### YOUR INSTRUCTIONS
All of the records listed below should be retyped exactly.

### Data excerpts
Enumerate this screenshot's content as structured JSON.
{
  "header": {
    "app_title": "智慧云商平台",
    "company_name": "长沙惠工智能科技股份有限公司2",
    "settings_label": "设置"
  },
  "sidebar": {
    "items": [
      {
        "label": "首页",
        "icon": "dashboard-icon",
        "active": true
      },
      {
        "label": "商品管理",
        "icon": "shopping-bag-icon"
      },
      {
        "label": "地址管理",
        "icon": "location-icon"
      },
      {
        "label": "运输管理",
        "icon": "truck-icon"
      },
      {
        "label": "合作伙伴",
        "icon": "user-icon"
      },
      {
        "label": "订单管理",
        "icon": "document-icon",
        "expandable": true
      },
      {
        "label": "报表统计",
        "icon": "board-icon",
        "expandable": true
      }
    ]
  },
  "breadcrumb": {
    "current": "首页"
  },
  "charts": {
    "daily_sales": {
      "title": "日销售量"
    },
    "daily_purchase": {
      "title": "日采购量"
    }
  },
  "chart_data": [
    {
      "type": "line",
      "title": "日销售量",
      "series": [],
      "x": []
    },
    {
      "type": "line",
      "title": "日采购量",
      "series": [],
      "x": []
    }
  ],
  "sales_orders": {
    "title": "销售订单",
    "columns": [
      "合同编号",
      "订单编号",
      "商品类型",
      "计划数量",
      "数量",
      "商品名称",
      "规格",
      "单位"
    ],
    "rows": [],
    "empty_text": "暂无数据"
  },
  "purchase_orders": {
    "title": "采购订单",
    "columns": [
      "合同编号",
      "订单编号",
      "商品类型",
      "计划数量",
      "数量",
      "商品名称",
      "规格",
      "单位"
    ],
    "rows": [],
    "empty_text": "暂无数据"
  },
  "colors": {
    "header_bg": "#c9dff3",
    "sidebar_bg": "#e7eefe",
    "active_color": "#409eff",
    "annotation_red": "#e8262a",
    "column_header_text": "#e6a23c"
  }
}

### RESPONSE TO THE EXERCISE
Enumerate this screenshot's content as structured JSON.
{
  "header": {
    "app_title": "智慧云商平台",
    "company_name": "长沙惠工智能科技股份有限公司2",
    "settings_label": "设置"
  },
  "sidebar": {
    "items": [
      {
        "label": "首页",
        "icon": "dashboard-icon",
        "active": true
      },
      {
        "label": "商品管理",
        "icon": "shopping-bag-icon"
      },
      {
        "label": "地址管理",
        "icon": "location-icon"
      },
      {
        "label": "运输管理",
        "icon": "truck-icon"
      },
      {
        "label": "合作伙伴",
        "icon": "user-icon"
      },
      {
        "label": "订单管理",
        "icon": "document-icon",
        "expandable": true
      },
      {
        "label": "报表统计",
        "icon": "board-icon",
        "expandable": true
      }
    ]
  },
  "breadcrumb": {
    "current": "首页"
  },
  "charts": {
    "daily_sales": {
      "title": "日销售量"
    },
    "daily_purchase": {
      "title": "日采购量"
    }
  },
  "chart_data": [
    {
      "type": "line",
      "title": "日销售量",
      "series": [],
      "x": []
    },
    {
      "type": "line",
      "title": "日采购量",
      "series": [],
      "x": []
    }
  ],
  "sales_orders": {
    "title": "销售订单",
    "columns": [
      "合同编号",
      "订单编号",
      "商品类型",
      "计划数量",
      "数量",
      "商品名称",
      "规格",
      "单位"
    ],
    "rows": [],
    "empty_text": "暂无数据"
  },
  "purchase_orders": {
    "title": "采购订单",
    "columns": [
      "合同编号",
      "订单编号",
      "商品类型",
      "计划数量",
      "数量",
      "商品名称",
      "规格",
      "单位"
    ],
    "rows": [],
    "empty_text": "暂无数据"
  },
  "colors": {
    "header_bg": "#c9dff3",
    "sidebar_bg": "#e7eefe",
    "active_color": "#409eff",
    "annotation_red": "#e8262a",
    "column_header_text": "#e6a23c"
  }
}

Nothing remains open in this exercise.